#### Supplied information

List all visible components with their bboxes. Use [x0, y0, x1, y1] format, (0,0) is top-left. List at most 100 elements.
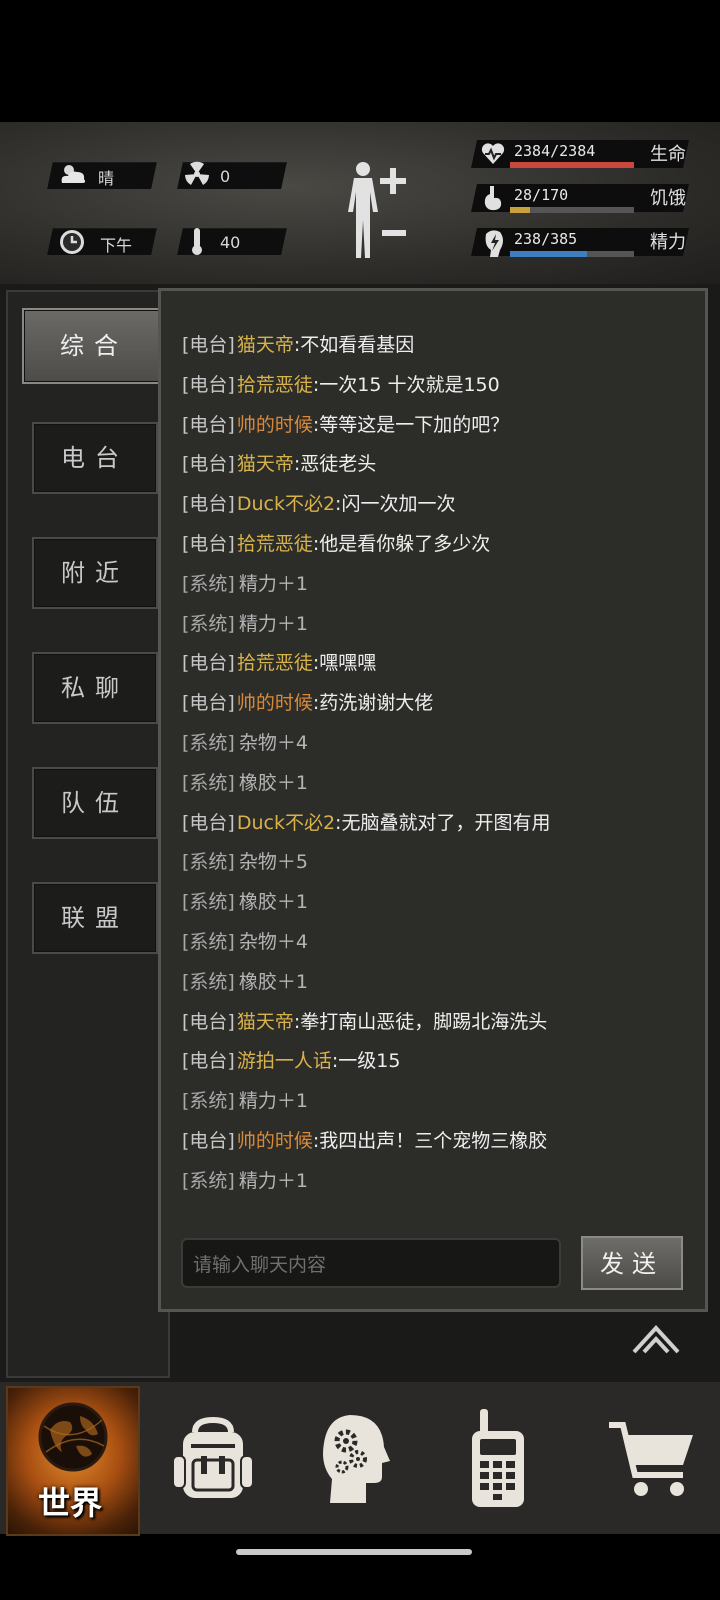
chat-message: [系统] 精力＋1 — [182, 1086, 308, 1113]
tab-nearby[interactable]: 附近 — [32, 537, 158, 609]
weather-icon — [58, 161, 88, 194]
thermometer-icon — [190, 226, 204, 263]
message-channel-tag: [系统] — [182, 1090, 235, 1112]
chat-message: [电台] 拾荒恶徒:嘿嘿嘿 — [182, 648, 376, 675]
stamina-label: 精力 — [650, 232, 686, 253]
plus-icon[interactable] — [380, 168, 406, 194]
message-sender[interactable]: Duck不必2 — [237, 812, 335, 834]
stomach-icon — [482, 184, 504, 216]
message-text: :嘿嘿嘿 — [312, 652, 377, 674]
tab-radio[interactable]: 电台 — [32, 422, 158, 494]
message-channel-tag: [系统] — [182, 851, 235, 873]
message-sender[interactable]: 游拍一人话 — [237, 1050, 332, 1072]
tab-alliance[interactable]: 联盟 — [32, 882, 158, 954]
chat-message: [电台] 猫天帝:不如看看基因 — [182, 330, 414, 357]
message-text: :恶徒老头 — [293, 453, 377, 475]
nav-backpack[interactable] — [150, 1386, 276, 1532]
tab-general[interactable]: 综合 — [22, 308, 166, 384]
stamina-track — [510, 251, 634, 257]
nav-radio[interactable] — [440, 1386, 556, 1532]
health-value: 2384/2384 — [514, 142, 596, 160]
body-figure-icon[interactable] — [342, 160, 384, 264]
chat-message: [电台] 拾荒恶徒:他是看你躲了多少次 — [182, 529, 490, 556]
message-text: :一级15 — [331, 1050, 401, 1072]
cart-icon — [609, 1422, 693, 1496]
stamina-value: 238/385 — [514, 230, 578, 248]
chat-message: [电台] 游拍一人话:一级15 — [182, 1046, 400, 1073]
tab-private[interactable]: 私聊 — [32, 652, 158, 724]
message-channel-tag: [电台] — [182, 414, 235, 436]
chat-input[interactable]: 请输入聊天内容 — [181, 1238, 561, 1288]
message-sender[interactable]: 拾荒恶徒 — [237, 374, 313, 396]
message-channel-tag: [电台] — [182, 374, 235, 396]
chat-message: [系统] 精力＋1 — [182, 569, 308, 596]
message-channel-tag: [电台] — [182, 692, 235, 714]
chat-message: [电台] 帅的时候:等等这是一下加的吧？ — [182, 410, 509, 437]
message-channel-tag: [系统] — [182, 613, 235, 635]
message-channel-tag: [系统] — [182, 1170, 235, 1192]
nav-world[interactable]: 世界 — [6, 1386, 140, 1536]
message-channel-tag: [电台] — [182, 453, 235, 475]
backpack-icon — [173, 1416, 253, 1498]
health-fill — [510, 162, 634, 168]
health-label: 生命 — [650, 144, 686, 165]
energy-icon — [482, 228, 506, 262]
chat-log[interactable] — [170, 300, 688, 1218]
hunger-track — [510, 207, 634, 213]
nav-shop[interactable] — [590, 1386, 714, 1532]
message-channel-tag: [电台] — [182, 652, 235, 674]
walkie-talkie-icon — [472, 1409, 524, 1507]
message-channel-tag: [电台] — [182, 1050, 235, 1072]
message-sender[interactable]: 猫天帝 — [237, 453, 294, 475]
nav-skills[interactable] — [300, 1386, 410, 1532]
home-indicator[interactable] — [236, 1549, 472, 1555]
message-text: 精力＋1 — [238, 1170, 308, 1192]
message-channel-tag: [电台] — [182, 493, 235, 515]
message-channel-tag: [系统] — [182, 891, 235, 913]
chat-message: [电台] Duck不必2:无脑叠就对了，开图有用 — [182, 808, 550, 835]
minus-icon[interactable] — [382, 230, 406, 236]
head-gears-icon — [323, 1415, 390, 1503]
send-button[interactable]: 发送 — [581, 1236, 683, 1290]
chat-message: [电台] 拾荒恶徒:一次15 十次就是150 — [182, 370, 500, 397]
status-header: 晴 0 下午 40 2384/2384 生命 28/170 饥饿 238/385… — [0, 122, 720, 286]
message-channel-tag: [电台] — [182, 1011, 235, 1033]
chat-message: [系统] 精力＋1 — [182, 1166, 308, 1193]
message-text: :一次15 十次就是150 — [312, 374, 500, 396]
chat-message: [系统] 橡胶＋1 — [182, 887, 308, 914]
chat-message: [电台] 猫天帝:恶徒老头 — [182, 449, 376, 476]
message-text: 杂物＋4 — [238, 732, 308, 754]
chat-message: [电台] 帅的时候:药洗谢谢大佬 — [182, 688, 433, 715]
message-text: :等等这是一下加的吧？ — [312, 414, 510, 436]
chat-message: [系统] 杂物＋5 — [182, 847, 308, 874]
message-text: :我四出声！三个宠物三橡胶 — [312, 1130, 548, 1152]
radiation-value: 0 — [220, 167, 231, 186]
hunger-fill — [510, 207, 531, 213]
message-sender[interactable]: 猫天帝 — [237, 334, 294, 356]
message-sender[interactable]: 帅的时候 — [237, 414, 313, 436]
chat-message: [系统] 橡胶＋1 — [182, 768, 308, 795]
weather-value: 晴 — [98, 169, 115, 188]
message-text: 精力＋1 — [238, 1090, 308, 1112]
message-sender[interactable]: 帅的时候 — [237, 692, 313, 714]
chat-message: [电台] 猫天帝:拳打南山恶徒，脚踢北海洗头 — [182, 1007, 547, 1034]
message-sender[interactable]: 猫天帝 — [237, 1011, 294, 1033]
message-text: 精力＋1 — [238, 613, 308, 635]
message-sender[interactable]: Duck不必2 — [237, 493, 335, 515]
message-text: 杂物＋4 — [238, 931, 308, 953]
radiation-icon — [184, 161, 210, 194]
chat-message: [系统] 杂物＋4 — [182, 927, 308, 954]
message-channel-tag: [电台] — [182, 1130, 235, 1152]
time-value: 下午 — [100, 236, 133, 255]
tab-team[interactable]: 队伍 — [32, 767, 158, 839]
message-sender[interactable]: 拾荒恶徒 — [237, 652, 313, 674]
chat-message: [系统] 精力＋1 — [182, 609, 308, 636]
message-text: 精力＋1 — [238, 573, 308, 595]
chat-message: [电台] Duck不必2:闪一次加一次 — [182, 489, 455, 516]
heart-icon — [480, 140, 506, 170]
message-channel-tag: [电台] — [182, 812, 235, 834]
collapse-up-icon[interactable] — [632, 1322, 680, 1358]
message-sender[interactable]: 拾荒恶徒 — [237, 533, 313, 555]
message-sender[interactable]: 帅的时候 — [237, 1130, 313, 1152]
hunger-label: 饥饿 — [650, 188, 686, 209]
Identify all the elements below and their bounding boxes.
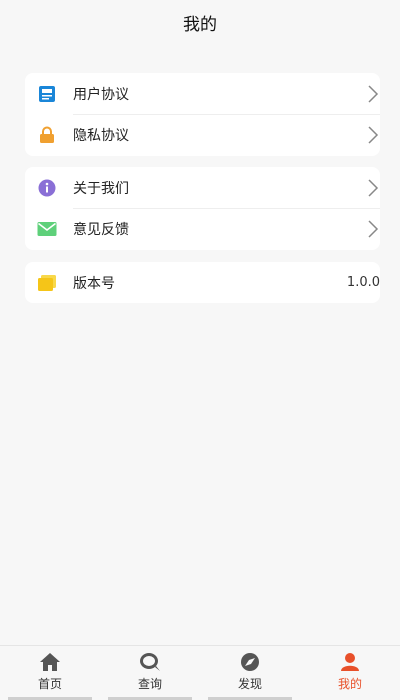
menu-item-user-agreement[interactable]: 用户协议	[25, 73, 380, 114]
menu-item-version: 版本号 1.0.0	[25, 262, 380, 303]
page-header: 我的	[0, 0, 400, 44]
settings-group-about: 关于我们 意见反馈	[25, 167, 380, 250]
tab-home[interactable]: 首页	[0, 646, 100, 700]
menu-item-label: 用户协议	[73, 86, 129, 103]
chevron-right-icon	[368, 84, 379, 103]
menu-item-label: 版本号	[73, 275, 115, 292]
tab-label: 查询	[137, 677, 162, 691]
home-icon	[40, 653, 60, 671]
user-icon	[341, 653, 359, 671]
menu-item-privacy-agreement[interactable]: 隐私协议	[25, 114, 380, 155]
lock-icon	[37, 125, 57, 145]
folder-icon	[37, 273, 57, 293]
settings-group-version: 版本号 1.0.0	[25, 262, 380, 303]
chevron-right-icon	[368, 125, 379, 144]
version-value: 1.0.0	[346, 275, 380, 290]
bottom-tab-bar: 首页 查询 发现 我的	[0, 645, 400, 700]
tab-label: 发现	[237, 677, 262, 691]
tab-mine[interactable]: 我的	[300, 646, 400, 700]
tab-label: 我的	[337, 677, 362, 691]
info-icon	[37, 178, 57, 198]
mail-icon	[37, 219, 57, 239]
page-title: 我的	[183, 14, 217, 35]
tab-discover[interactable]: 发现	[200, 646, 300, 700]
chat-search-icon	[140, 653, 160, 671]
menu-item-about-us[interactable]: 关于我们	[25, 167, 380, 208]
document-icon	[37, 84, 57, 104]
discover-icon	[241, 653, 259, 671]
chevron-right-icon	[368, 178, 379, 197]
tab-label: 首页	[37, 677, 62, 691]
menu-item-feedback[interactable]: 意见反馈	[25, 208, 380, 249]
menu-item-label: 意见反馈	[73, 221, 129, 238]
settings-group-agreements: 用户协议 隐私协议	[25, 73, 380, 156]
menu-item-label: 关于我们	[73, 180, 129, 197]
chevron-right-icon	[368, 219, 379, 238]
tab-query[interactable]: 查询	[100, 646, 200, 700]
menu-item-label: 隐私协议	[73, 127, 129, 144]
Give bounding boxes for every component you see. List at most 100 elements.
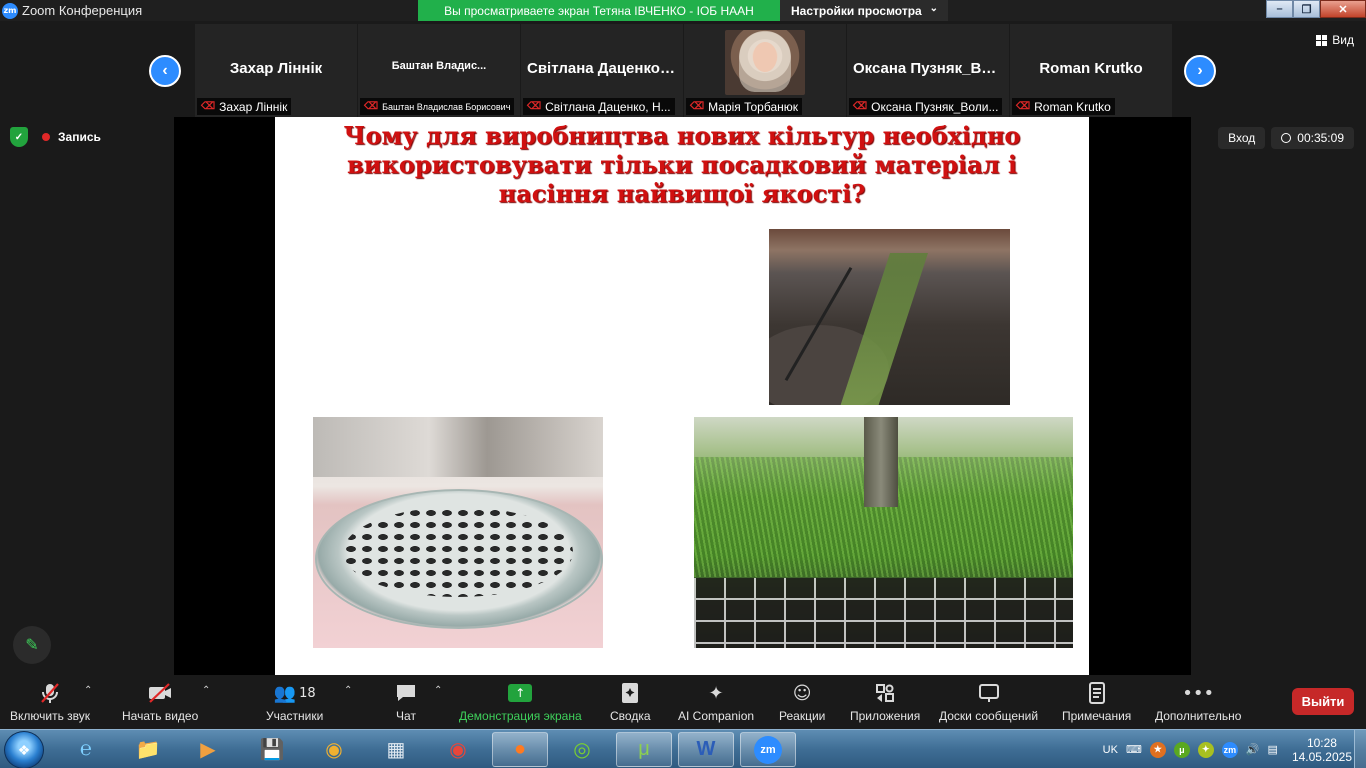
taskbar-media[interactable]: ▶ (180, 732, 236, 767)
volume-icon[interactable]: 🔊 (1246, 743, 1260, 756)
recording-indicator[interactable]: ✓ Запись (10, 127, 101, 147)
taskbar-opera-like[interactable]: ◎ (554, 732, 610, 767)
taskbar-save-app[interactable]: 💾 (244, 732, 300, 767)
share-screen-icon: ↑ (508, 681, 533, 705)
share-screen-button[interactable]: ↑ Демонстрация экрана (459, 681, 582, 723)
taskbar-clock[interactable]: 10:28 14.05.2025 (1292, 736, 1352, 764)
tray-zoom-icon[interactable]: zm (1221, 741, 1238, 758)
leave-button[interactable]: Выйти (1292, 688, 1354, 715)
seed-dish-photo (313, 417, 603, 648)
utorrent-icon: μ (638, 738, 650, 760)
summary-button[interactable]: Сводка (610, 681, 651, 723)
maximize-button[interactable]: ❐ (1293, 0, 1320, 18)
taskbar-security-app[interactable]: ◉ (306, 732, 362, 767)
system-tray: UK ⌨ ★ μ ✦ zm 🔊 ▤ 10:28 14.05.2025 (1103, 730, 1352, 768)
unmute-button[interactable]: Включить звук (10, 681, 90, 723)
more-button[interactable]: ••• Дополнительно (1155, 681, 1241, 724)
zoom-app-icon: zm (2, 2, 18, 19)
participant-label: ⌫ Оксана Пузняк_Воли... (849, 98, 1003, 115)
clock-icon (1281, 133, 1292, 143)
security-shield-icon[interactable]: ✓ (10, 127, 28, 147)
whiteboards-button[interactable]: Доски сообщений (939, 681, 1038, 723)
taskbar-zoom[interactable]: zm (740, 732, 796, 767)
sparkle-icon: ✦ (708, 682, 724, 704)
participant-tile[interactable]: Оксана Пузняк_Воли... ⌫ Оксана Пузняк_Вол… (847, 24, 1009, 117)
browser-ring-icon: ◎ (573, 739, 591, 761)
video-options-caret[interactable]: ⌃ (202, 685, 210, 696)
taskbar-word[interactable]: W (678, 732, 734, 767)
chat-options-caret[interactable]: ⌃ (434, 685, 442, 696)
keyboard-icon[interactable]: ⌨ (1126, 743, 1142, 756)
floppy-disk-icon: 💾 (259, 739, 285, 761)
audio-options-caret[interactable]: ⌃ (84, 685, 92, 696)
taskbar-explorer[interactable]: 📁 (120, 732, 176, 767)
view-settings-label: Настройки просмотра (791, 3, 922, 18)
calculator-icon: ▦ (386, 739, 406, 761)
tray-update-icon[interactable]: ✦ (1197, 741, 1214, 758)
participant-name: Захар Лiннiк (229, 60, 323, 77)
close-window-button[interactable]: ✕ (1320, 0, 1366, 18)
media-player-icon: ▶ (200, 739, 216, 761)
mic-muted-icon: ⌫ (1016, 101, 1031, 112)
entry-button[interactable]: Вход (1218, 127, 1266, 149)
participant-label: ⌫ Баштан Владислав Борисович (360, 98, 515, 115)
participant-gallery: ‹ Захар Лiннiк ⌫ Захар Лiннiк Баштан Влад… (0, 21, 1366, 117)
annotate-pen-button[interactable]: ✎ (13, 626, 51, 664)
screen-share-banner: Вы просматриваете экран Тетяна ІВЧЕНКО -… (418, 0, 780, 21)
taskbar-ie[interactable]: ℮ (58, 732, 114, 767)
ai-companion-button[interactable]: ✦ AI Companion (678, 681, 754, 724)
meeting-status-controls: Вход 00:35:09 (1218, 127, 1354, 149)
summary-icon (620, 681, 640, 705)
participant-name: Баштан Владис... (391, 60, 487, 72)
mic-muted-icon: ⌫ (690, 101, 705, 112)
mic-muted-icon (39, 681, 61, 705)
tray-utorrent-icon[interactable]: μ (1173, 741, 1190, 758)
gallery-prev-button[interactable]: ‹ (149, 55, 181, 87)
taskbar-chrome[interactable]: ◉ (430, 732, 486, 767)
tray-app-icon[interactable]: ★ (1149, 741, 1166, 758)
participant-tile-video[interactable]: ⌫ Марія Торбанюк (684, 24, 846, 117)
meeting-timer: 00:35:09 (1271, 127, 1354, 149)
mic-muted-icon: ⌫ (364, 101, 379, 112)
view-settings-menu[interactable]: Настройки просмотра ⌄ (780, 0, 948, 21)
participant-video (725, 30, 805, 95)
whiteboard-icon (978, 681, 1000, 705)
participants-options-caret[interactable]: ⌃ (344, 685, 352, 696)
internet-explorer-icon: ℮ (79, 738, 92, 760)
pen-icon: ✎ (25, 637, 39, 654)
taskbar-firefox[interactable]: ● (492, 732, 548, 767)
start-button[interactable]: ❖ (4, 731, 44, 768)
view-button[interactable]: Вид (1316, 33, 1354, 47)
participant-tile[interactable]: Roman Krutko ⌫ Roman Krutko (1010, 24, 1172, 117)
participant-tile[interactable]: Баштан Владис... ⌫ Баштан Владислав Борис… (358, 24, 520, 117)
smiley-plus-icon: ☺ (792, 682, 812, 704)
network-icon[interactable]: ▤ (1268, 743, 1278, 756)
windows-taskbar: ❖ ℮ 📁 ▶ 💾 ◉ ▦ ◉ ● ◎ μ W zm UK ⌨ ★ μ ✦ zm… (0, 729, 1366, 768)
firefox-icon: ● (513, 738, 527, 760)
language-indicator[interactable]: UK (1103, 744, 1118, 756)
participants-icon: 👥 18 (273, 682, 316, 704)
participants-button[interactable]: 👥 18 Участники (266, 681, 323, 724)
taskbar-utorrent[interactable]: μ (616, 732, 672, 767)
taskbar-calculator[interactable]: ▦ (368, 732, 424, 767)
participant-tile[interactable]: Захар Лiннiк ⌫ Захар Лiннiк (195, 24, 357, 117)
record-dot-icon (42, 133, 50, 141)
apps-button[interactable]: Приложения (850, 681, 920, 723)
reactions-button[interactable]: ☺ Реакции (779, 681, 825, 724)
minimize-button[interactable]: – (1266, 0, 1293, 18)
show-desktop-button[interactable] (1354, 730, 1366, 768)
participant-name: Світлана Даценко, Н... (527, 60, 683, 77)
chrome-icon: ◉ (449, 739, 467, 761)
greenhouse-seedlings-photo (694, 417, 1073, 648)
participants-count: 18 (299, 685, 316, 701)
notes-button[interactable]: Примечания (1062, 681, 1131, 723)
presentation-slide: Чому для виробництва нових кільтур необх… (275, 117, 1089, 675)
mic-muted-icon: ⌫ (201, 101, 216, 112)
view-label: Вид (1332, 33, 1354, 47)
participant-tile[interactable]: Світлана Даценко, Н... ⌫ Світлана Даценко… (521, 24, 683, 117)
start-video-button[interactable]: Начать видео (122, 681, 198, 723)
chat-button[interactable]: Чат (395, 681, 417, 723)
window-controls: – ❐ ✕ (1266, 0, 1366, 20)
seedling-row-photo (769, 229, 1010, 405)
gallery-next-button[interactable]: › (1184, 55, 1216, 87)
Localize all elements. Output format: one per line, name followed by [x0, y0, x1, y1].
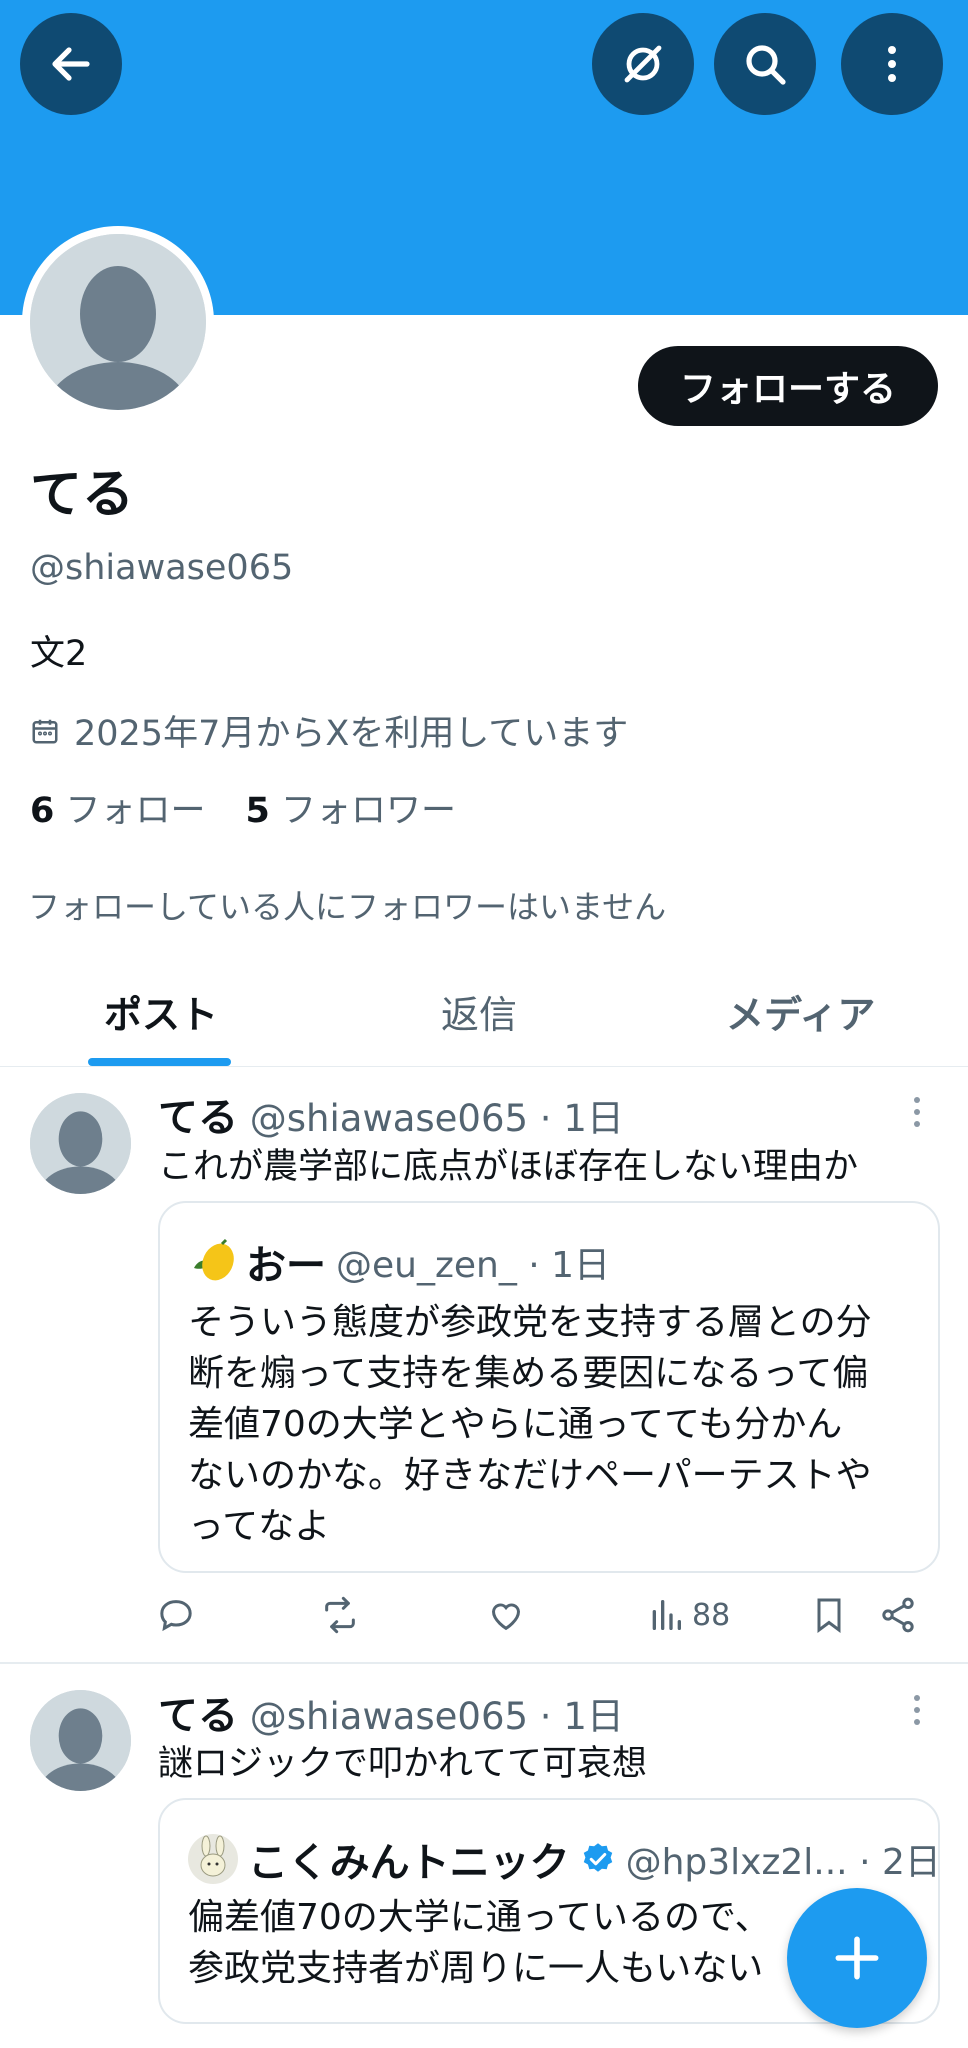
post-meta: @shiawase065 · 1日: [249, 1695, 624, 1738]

########

* **Required task**: Can you reproduce, word for word, the lines of the material from the one containing "taskbar-media[interactable]: ▶ (180, 732, 236, 767)" through the one containing "taskbar-word[interactable]: W (678, 732, 734, 767)", both ends included?

* **Finished answer**:
taskbar-media[interactable]: ▶ (180, 732, 236, 767)
volume-icon[interactable]: 🔊 (1246, 743, 1260, 756)
recording-indicator[interactable]: ✓ Запись (10, 127, 101, 147)
taskbar-opera-like[interactable]: ◎ (554, 732, 610, 767)
taskbar-save-app[interactable]: 💾 (244, 732, 300, 767)
share-screen-icon: ↑ (508, 681, 533, 705)
share-screen-button[interactable]: ↑ Демонстрация экрана (459, 681, 582, 723)
taskbar-clock[interactable]: 10:28 14.05.2025 (1292, 736, 1352, 764)
tray-zoom-icon[interactable]: zm (1221, 741, 1238, 758)
leave-button[interactable]: Выйти (1292, 688, 1354, 715)
seed-dish-photo (313, 417, 603, 648)
utorrent-icon: μ (638, 738, 650, 760)
summary-button[interactable]: Сводка (610, 681, 651, 723)
maximize-button[interactable]: ❐ (1293, 0, 1320, 18)
taskbar-security-app[interactable]: ◉ (306, 732, 362, 767)
system-tray: UK ⌨ ★ μ ✦ zm 🔊 ▤ 10:28 14.05.2025 (1103, 730, 1352, 768)
unmute-button[interactable]: Включить звук (10, 681, 90, 723)
more-button[interactable]: ••• Дополнительно (1155, 681, 1241, 724)
zoom-app-icon: zm (2, 2, 18, 19)
participant-label: ⌫ Оксана Пузняк_Воли... (849, 98, 1003, 115)
clock-icon (1281, 133, 1292, 143)
security-shield-icon[interactable]: ✓ (10, 127, 28, 147)
whiteboards-button[interactable]: Доски сообщений (939, 681, 1038, 723)
taskbar-zoom[interactable]: zm (740, 732, 796, 767)
sparkle-icon: ✦ (708, 682, 724, 704)
participant-tile[interactable]: Оксана Пузняк_Воли... ⌫ Оксана Пузняк_Вол… (847, 24, 1009, 117)
browser-ring-icon: ◎ (573, 739, 591, 761)
video-options-caret[interactable]: ⌃ (202, 685, 210, 696)
taskbar-word[interactable]: W (678, 732, 734, 767)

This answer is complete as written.